--- Begin Available data ---

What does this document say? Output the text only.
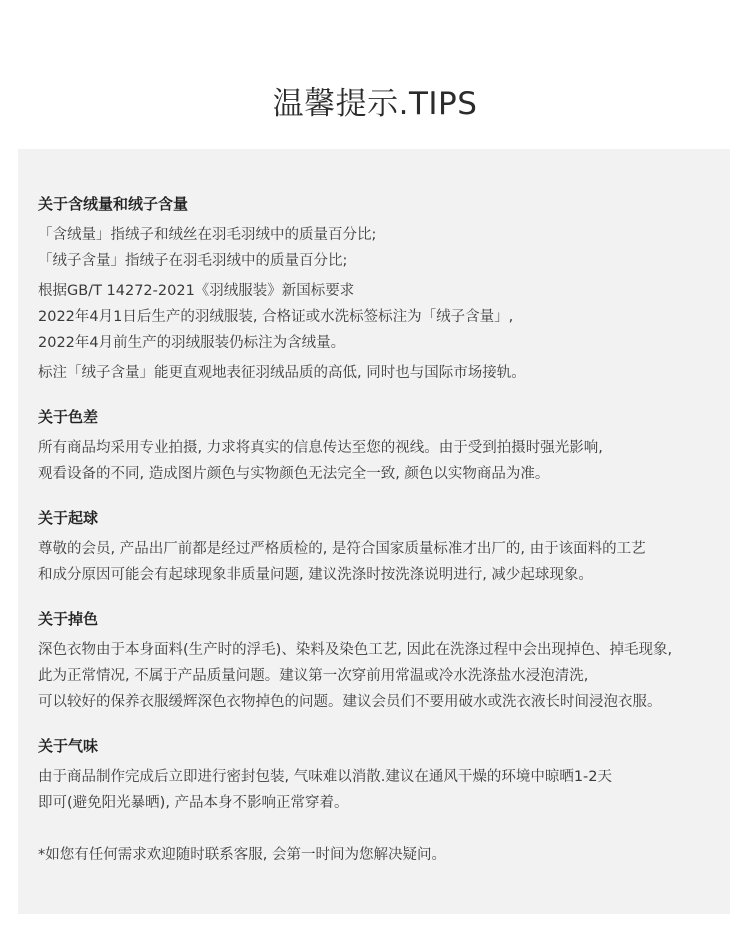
温馨提示.TIPS
关于含绒量和绒子含量
「含绒量」指绒子和绒丝在羽毛羽绒中的质量百分比;
「绒子含量」指绒子在羽毛羽绒中的质量百分比;
根据GB/T 14272-2021《羽绒服装》新国标要求
2022年4月1日后生产的羽绒服装, 合格证或水洗标签标注为「绒子含量」,
2022年4月前生产的羽绒服装仍标注为含绒量。
标注「绒子含量」能更直观地表征羽绒品质的高低, 同时也与国际市场接轨。
关于色差
所有商品均采用专业拍摄, 力求将真实的信息传达至您的视线。由于受到拍摄时强光影响,
观看设备的不同, 造成图片颜色与实物颜色无法完全一致, 颜色以实物商品为准。
关于起球
尊敬的会员, 产品出厂前都是经过严格质检的, 是符合国家质量标准才出厂的, 由于该面料的工艺
和成分原因可能会有起球现象非质量问题, 建议洗涤时按洗涤说明进行, 减少起球现象。
关于掉色
深色衣物由于本身面料(生产时的浮毛)、染料及染色工艺, 因此在洗涤过程中会出现掉色、掉毛现象,
此为正常情况, 不属于产品质量问题。建议第一次穿前用常温或冷水洗涤盐水浸泡清洗,
可以较好的保养衣服缓辉深色衣物掉色的问题。建议会员们不要用破水或洗衣液长时间浸泡衣服。
关于气味
由于商品制作完成后立即进行密封包装, 气味难以消散.建议在通风干燥的环境中晾晒1-2天
即可(避免阳光暴晒), 产品本身不影响正常穿着。
*如您有任何需求欢迎随时联系客服, 会第一时间为您解决疑问。
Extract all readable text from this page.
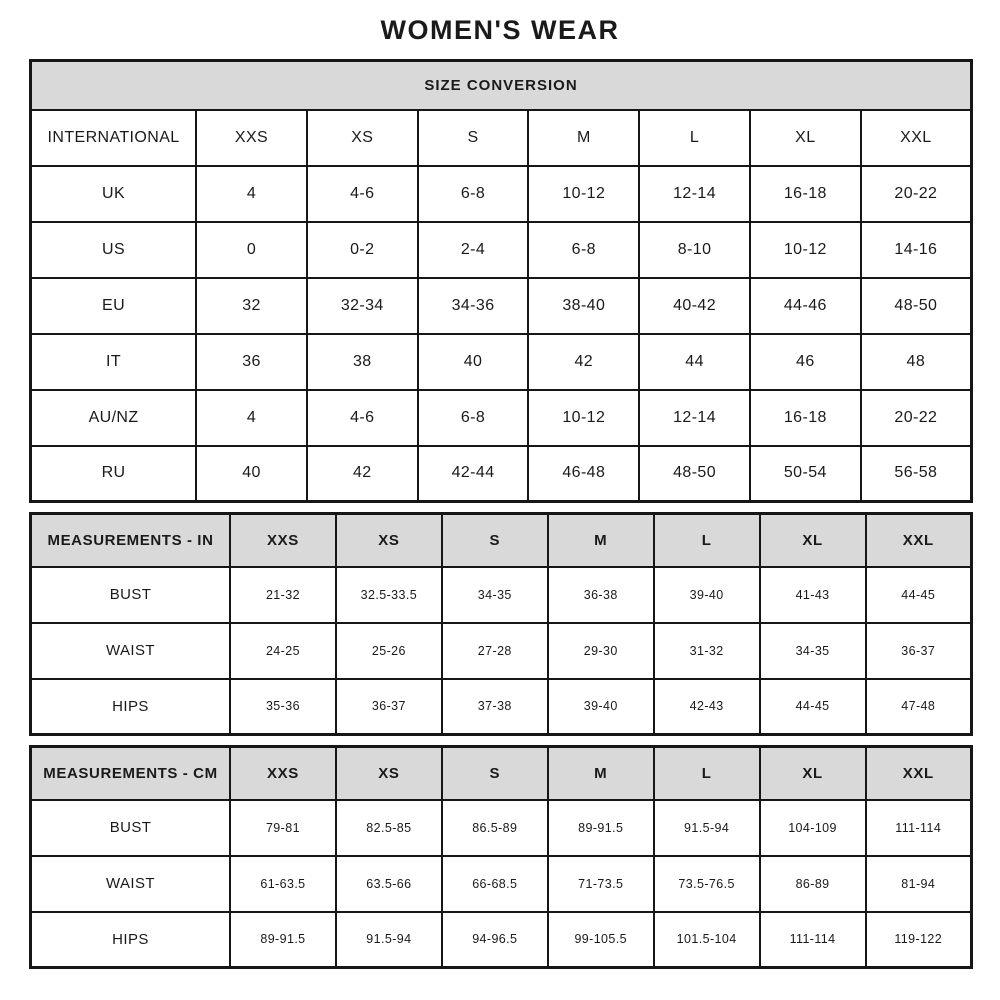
WOMEN'S WEAR
SIZE CONVERSION							
INTERNATIONAL	XXS	XS	S	M	L	XL	XXL
UK	4	4-6	6-8	10-12	12-14	16-18	20-22
US	0	0-2	2-4	6-8	8-10	10-12	14-16
EU	32	32-34	34-36	38-40	40-42	44-46	48-50
IT	36	38	40	42	44	46	48
AU/NZ	4	4-6	6-8	10-12	12-14	16-18	20-22
RU	40	42	42-44	46-48	48-50	50-54	56-58
MEASUREMENTS - IN	XXS	XS	S	M	L	XL	XXL
BUST	21-32	32.5-33.5	34-35	36-38	39-40	41-43	44-45
WAIST	24-25	25-26	27-28	29-30	31-32	34-35	36-37
HIPS	35-36	36-37	37-38	39-40	42-43	44-45	47-48
MEASUREMENTS - CM	XXS	XS	S	M	L	XL	XXL
BUST	79-81	82.5-85	86.5-89	89-91.5	91.5-94	104-109	111-114
WAIST	61-63.5	63.5-66	66-68.5	71-73.5	73.5-76.5	86-89	81-94
HIPS	89-91.5	91.5-94	94-96.5	99-105.5	101.5-104	111-114	119-122
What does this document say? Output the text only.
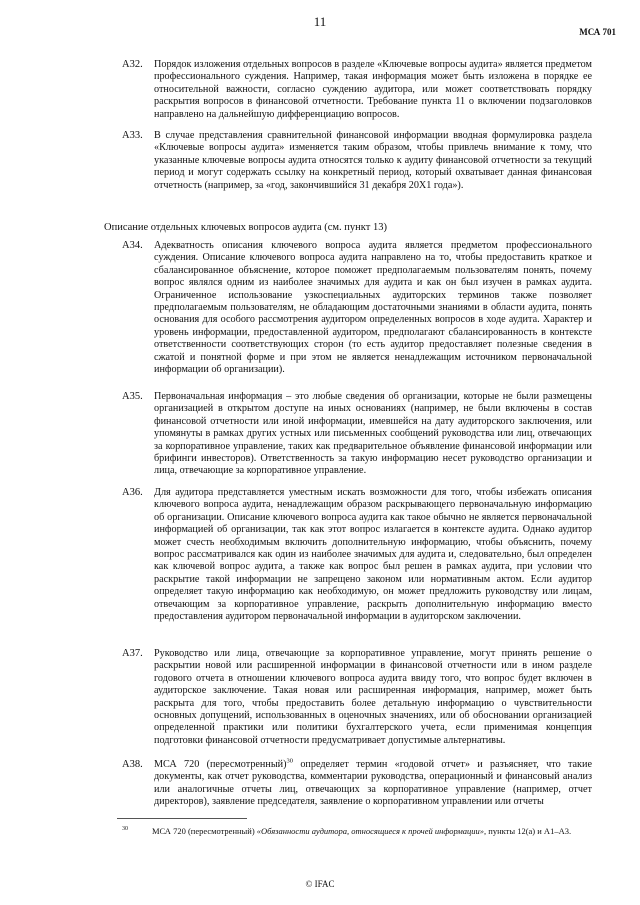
11
МСА 701
A32. Порядок изложения отдельных вопросов в разделе «Ключевые вопросы аудита» является предметом профессионального суждения. Например, такая информация может быть изложена в порядке ее относительной важности, согласно суждению аудитора, или может соответствовать порядку раскрытия вопросов в финансовой отчетности. Требование пункта 11 о включении подзаголовков направлено на дальнейшую дифференциацию вопросов.
A33. В случае представления сравнительной финансовой информации вводная формулировка раздела «Ключевые вопросы аудита» изменяется таким образом, чтобы привлечь внимание к тому, что указанные ключевые вопросы аудита относятся только к аудиту финансовой отчетности за текущий период и могут содержать ссылку на конкретный период, который охватывает данная финансовая отчетность (например, за «год, закончившийся 31 декабря 20Х1 года»).
Описание отдельных ключевых вопросов аудита (см. пункт 13)
A34. Адекватность описания ключевого вопроса аудита является предметом профессионального суждения. Описание ключевого вопроса аудита направлено на то, чтобы предоставить краткое и сбалансированное объяснение, которое поможет предполагаемым пользователям понять, почему вопрос являлся одним из наиболее значимых для аудита и как он был изучен в рамках аудита. Ограниченное использование узкоспециальных аудиторских терминов также позволяет предполагаемым пользователям, не обладающим достаточными знаниями в области аудита, понять основания для особого рассмотрения аудитором определенных вопросов в ходе аудита. Характер и уровень информации, предоставленной аудитором, предполагают сбалансированность в контексте ответственности соответствующих сторон (то есть аудитор предоставляет полезные сведения в сжатой и понятной форме и при этом не является ненадлежащим источником первоначальной информации об организации).
A35. Первоначальная информация – это любые сведения об организации, которые не были размещены организацией в открытом доступе на иных основаниях (например, не были включены в состав финансовой отчетности или иной информации, имевшейся на дату аудиторского заключения, или упомянуты в рамках других устных или письменных сообщений руководства или лиц, отвечающих за корпоративное управление, таких как предварительное объявление финансовой информации или брифинги инвесторов). Ответственность за такую информацию несет руководство организации и лица, отвечающие за корпоративное управление.
A36. Для аудитора представляется уместным искать возможности для того, чтобы избежать описания ключевого вопроса аудита, ненадлежащим образом раскрывающего первоначальную информацию об организации. Описание ключевого вопроса аудита как такое обычно не является первоначальной информацией об организации, так как этот вопрос излагается в контексте аудита. Однако аудитор может счесть необходимым включить дополнительную информацию, чтобы объяснить, почему вопрос рассматривался как один из наиболее значимых для аудита и, следовательно, был определен как ключевой вопрос аудита, а также как вопрос был решен в рамках аудита, при условии что раскрытие такой информации не запрещено законом или нормативным актом. Если аудитор определяет такую информацию как необходимую, он может предложить руководству или лицам, отвечающим за корпоративное управление, раскрыть дополнительную информацию вместо предоставления аудитором первоначальной информации в аудиторском заключении.
A37. Руководство или лица, отвечающие за корпоративное управление, могут принять решение о раскрытии новой или расширенной информации в финансовой отчетности или в ином разделе годового отчета в отношении ключевого вопроса аудита ввиду того, что вопрос будет включен в аудиторское заключение. Такая новая или расширенная информация, например, может быть раскрыта для того, чтобы предоставить более детальную информацию о чувствительности основных допущений, использованных в оценочных значениях, или об обосновании организацией определенной практики или политики бухгалтерского учета, если применимая концепция подготовки финансовой отчетности предусматривает допустимые альтернативы.
A38. МСА 720 (пересмотренный)$^{30}$ определяет термин «годовой отчет» и разъясняет, что такие документы, как отчет руководства, комментарии руководства, операционный и финансовый анализ или аналогичные отчеты лиц, отвечающих за корпоративное управление (например, отчет директоров), заявление председателя, заявление о корпоративном управлении или отчеты
30	МСА 720 (пересмотренный) «Обязанности аудитора, относящиеся к прочей информации», пункты 12(a) и A1–A3.
© IFAC
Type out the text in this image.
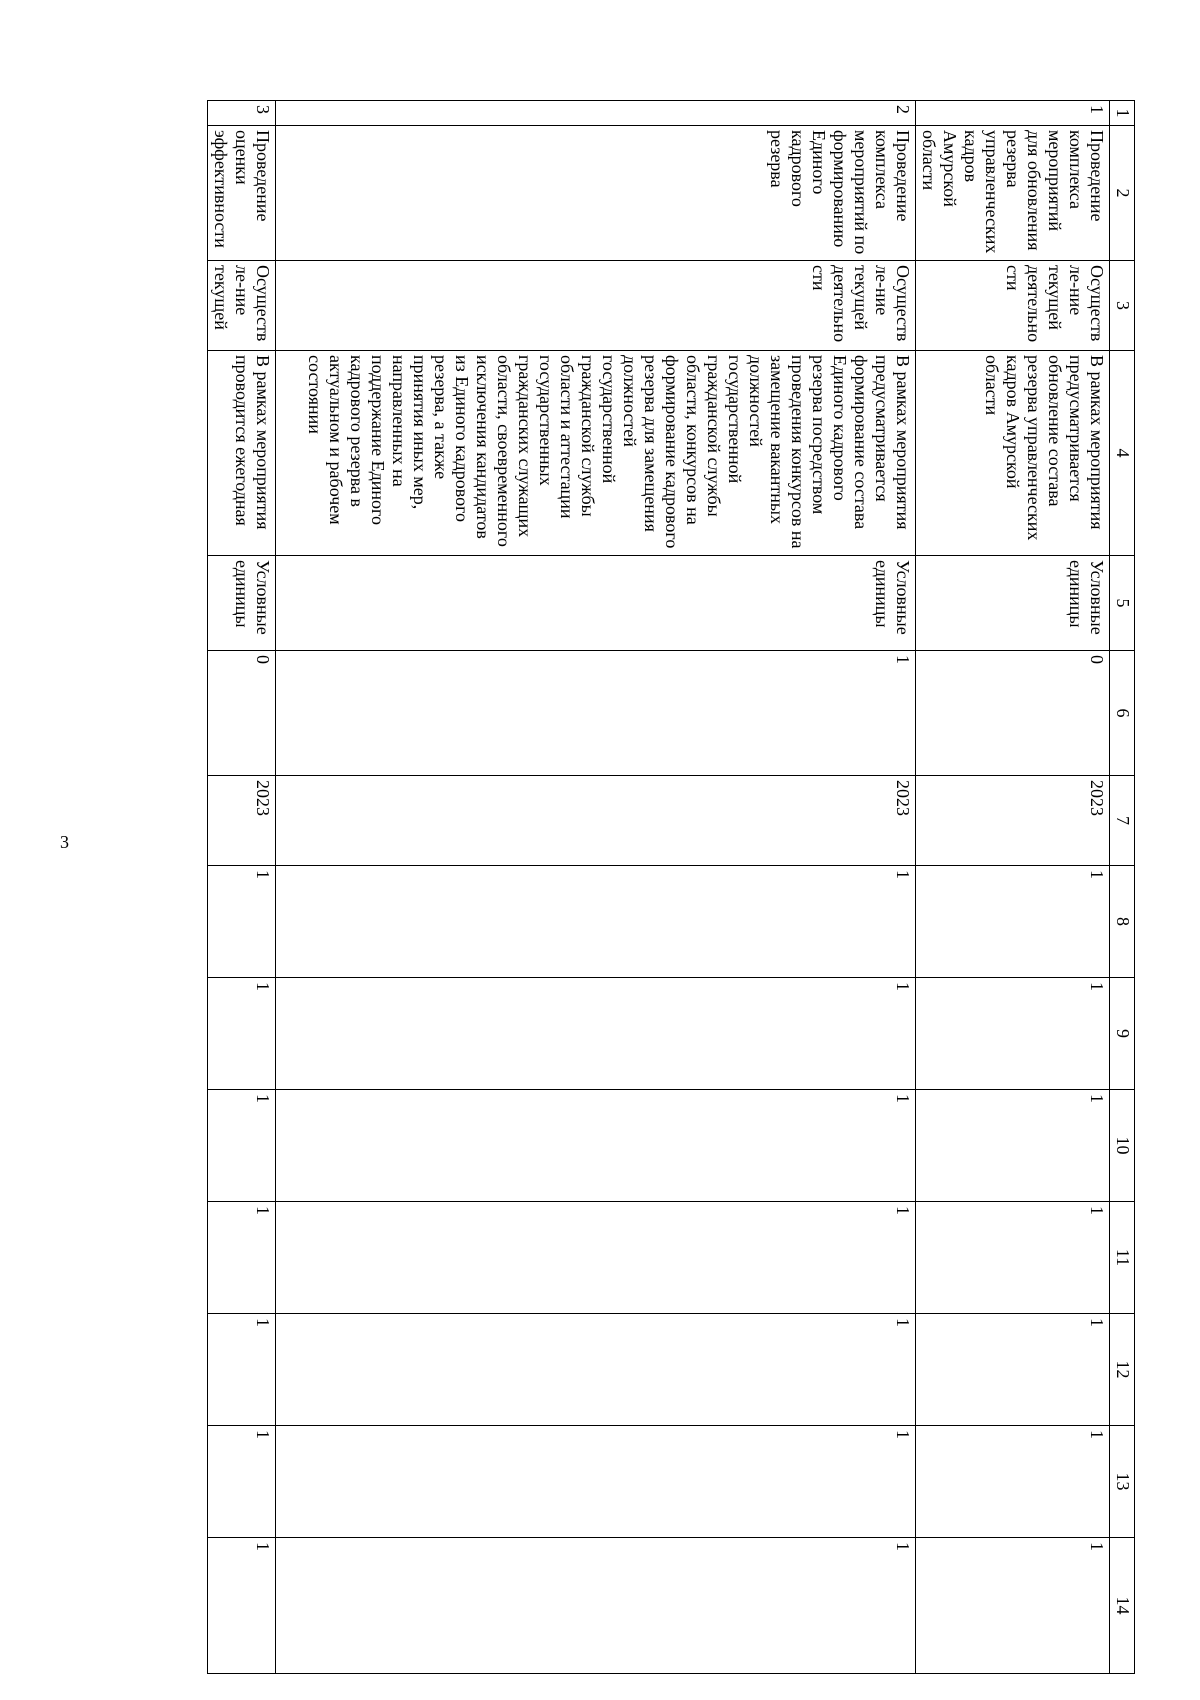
3
1	2	3	4	5	6	7	8	9	10	11	12	13	14
1	Проведение комплекса мероприятий для обновления резерва управленческих кадров Амурской области	Осуществле-ние текущей деятельности	В рамках мероприятия предусматривается обновление состава резерва управленческих кадров Амурской области	Условные единицы	0	2023	1	1	1	1	1	1	1
2	Проведение комплекса мероприятий по формированию Единого кадрового резерва	Осуществле-ние текущей деятельности	В рамках мероприятия предусматривается формирование состава Единого кадрового резерва посредством проведения конкурсов на замещение вакантных должностей государственной гражданской службы области, конкурсов на формирование кадрового резерва для замещения должностей государственной гражданской службы области и аттестации государственных гражданских служащих области, своевременного исключения кандидатов из Единого кадрового резерва, а также принятия иных мер, направленных на поддержание Единого кадрового резерва в актуальном и рабочем состоянии	Условные единицы	1	2023	1	1	1	1	1	1	1
3	Проведение оценки эффективности	Осуществле-ние текущей	В рамках мероприятия проводится ежегодная	Условные единицы	0	2023	1	1	1	1	1	1	1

--- End Available data ---

Set problem:
Omit pictures; set down the rest of the material word for word.

Written reply:
What does this document say? Output the text only.
温馨提示.TIPS
关于含绒量和绒子含量
「含绒量」指绒子和绒丝在羽毛羽绒中的质量百分比;
「绒子含量」指绒子在羽毛羽绒中的质量百分比;
根据GB/T 14272-2021《羽绒服装》新国标要求
2022年4月1日后生产的羽绒服装, 合格证或水洗标签标注为「绒子含量」,
2022年4月前生产的羽绒服装仍标注为含绒量。
标注「绒子含量」能更直观地表征羽绒品质的高低, 同时也与国际市场接轨。
关于色差
所有商品均采用专业拍摄, 力求将真实的信息传达至您的视线。由于受到拍摄时强光影响,
观看设备的不同, 造成图片颜色与实物颜色无法完全一致, 颜色以实物商品为准。
关于起球
尊敬的会员, 产品出厂前都是经过严格质检的, 是符合国家质量标准才出厂的, 由于该面料的工艺
和成分原因可能会有起球现象非质量问题, 建议洗涤时按洗涤说明进行, 减少起球现象。
关于掉色
深色衣物由于本身面料(生产时的浮毛)、染料及染色工艺, 因此在洗涤过程中会出现掉色、掉毛现象,
此为正常情况, 不属于产品质量问题。建议第一次穿前用常温或冷水洗涤盐水浸泡清洗,
可以较好的保养衣服缓辉深色衣物掉色的问题。建议会员们不要用破水或洗衣液长时间浸泡衣服。
关于气味
由于商品制作完成后立即进行密封包装, 气味难以消散.建议在通风干燥的环境中晾晒1-2天
即可(避免阳光暴晒), 产品本身不影响正常穿着。
*如您有任何需求欢迎随时联系客服, 会第一时间为您解决疑问。
Extract all readable text from this page.
WOMEN'S WEAR
SIZE CONVERSION							
INTERNATIONAL	XXS	XS	S	M	L	XL	XXL
UK	4	4-6	6-8	10-12	12-14	16-18	20-22
US	0	0-2	2-4	6-8	8-10	10-12	14-16
EU	32	32-34	34-36	38-40	40-42	44-46	48-50
IT	36	38	40	42	44	46	48
AU/NZ	4	4-6	6-8	10-12	12-14	16-18	20-22
RU	40	42	42-44	46-48	48-50	50-54	56-58
MEASUREMENTS - IN	XXS	XS	S	M	L	XL	XXL
BUST	21-32	32.5-33.5	34-35	36-38	39-40	41-43	44-45
WAIST	24-25	25-26	27-28	29-30	31-32	34-35	36-37
HIPS	35-36	36-37	37-38	39-40	42-43	44-45	47-48
MEASUREMENTS - CM	XXS	XS	S	M	L	XL	XXL
BUST	79-81	82.5-85	86.5-89	89-91.5	91.5-94	104-109	111-114
WAIST	61-63.5	63.5-66	66-68.5	71-73.5	73.5-76.5	86-89	81-94
HIPS	89-91.5	91.5-94	94-96.5	99-105.5	101.5-104	111-114	119-122
What does this document say? Output the text only.
11
МСА 701
A32. Порядок изложения отдельных вопросов в разделе «Ключевые вопросы аудита» является предметом профессионального суждения. Например, такая информация может быть изложена в порядке ее относительной важности, согласно суждению аудитора, или может соответствовать порядку раскрытия вопросов в финансовой отчетности. Требование пункта 11 о включении подзаголовков направлено на дальнейшую дифференциацию вопросов.
A33. В случае представления сравнительной финансовой информации вводная формулировка раздела «Ключевые вопросы аудита» изменяется таким образом, чтобы привлечь внимание к тому, что указанные ключевые вопросы аудита относятся только к аудиту финансовой отчетности за текущий период и могут содержать ссылку на конкретный период, который охватывает данная финансовая отчетность (например, за «год, закончившийся 31 декабря 20Х1 года»).
Описание отдельных ключевых вопросов аудита (см. пункт 13)
A34. Адекватность описания ключевого вопроса аудита является предметом профессионального суждения. Описание ключевого вопроса аудита направлено на то, чтобы предоставить краткое и сбалансированное объяснение, которое поможет предполагаемым пользователям понять, почему вопрос являлся одним из наиболее значимых для аудита и как он был изучен в рамках аудита. Ограниченное использование узкоспециальных аудиторских терминов также позволяет предполагаемым пользователям, не обладающим достаточными знаниями в области аудита, понять основания для особого рассмотрения аудитором определенных вопросов в ходе аудита. Характер и уровень информации, предоставленной аудитором, предполагают сбалансированность в контексте ответственности соответствующих сторон (то есть аудитор предоставляет полезные сведения в сжатой и понятной форме и при этом не является ненадлежащим источником первоначальной информации об организации).
A35. Первоначальная информация – это любые сведения об организации, которые не были размещены организацией в открытом доступе на иных основаниях (например, не были включены в состав финансовой отчетности или иной информации, имевшейся на дату аудиторского заключения, или упомянуты в рамках других устных или письменных сообщений руководства или лиц, отвечающих за корпоративное управление, таких как предварительное объявление финансовой информации или брифинги инвесторов). Ответственность за такую информацию несет руководство организации и лица, отвечающие за корпоративное управление.
A36. Для аудитора представляется уместным искать возможности для того, чтобы избежать описания ключевого вопроса аудита, ненадлежащим образом раскрывающего первоначальную информацию об организации. Описание ключевого вопроса аудита как такое обычно не является первоначальной информацией об организации, так как этот вопрос излагается в контексте аудита. Однако аудитор может счесть необходимым включить дополнительную информацию, чтобы объяснить, почему вопрос рассматривался как один из наиболее значимых для аудита и, следовательно, был определен как ключевой вопрос аудита, а также как вопрос был решен в рамках аудита, при условии что раскрытие такой информации не запрещено законом или нормативным актом. Если аудитор определяет такую информацию как необходимую, он может предложить руководству или лицам, отвечающим за корпоративное управление, раскрыть дополнительную информацию вместо предоставления аудитором первоначальной информации в аудиторском заключении.
A37. Руководство или лица, отвечающие за корпоративное управление, могут принять решение о раскрытии новой или расширенной информации в финансовой отчетности или в ином разделе годового отчета в отношении ключевого вопроса аудита ввиду того, что вопрос будет включен в аудиторское заключение. Такая новая или расширенная информация, например, может быть раскрыта для того, чтобы предоставить более детальную информацию о чувствительности основных допущений, использованных в оценочных значениях, или об обосновании организацией определенной практики или политики бухгалтерского учета, если применимая концепция подготовки финансовой отчетности предусматривает допустимые альтернативы.
A38. МСА 720 (пересмотренный)$^{30}$ определяет термин «годовой отчет» и разъясняет, что такие документы, как отчет руководства, комментарии руководства, операционный и финансовый анализ или аналогичные отчеты лиц, отвечающих за корпоративное управление (например, отчет директоров), заявление председателя, заявление о корпоративном управлении или отчеты
30	МСА 720 (пересмотренный) «Обязанности аудитора, относящиеся к прочей информации», пункты 12(a) и A1–A3.
© IFAC
Type out the text in this image.
3
1	2	3	4	5	6	7	8	9	10	11	12	13	14
1	Проведение комплекса мероприятий для обновления резерва управленческих кадров Амурской области	Осуществле-ние текущей деятельности	В рамках мероприятия предусматривается обновление состава резерва управленческих кадров Амурской области	Условные единицы	0	2023	1	1	1	1	1	1	1
2	Проведение комплекса мероприятий по формированию Единого кадрового резерва	Осуществле-ние текущей деятельности	В рамках мероприятия предусматривается формирование состава Единого кадрового резерва посредством проведения конкурсов на замещение вакантных должностей государственной гражданской службы области, конкурсов на формирование кадрового резерва для замещения должностей государственной гражданской службы области и аттестации государственных гражданских служащих области, своевременного исключения кандидатов из Единого кадрового резерва, а также принятия иных мер, направленных на поддержание Единого кадрового резерва в актуальном и рабочем состоянии	Условные единицы	1	2023	1	1	1	1	1	1	1
3	Проведение оценки эффективности	Осуществле-ние текущей	В рамках мероприятия проводится ежегодная	Условные единицы	0	2023	1	1	1	1	1	1	1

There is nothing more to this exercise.